* Materials provided:
** Start **

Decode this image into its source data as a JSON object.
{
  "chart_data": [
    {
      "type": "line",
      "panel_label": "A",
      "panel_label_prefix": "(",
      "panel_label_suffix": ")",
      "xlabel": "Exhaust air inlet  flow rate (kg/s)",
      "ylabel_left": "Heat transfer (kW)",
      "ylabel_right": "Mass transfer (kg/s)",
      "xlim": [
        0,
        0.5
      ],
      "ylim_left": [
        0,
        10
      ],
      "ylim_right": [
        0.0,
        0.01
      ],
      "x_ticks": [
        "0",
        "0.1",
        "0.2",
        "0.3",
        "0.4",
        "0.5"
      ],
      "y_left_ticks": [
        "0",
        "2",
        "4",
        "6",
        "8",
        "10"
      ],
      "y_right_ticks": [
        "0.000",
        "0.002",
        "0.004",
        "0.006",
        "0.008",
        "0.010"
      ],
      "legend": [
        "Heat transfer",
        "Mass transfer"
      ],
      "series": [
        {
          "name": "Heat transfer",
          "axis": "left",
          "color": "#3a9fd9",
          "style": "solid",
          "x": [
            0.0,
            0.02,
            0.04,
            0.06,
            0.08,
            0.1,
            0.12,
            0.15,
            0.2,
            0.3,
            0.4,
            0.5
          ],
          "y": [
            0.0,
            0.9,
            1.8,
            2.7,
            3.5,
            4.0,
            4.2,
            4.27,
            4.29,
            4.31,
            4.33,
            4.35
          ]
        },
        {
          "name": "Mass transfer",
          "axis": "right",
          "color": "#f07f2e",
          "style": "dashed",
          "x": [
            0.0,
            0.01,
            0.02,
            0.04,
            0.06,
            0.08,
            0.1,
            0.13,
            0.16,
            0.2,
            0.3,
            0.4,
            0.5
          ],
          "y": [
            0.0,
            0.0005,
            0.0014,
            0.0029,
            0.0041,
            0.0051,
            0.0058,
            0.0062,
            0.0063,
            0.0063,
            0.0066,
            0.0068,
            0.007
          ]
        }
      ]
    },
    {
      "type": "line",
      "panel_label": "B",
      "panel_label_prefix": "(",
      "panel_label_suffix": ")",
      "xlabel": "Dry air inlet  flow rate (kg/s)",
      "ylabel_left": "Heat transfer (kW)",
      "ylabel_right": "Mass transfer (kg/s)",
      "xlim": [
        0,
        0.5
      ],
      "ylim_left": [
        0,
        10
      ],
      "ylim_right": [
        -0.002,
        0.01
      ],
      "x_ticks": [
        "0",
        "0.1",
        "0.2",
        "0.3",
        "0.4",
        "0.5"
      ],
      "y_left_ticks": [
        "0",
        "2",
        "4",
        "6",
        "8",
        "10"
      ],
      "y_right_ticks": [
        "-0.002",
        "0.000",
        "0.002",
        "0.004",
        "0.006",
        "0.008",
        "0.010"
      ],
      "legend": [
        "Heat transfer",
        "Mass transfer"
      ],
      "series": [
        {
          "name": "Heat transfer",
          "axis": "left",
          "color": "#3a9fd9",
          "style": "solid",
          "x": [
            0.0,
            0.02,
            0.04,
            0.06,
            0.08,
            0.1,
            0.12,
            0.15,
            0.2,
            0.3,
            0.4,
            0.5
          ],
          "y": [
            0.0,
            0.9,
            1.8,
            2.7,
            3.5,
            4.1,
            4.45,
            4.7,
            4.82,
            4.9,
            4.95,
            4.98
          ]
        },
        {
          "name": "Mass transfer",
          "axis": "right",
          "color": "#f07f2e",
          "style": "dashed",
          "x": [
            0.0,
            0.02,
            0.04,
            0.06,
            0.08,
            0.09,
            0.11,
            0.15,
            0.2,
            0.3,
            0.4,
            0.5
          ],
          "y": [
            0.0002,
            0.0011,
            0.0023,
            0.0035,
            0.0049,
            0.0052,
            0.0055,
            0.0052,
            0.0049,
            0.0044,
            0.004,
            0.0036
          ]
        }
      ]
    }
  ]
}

** End **

* Aim: Locate the word "rate" in the records and collect each line it appears in.

* Solution for this exercise:
      "xlabel": "Exhaust air inlet  flow rate (kg/s)",
      "xlabel": "Dry air inlet  flow rate (kg/s)",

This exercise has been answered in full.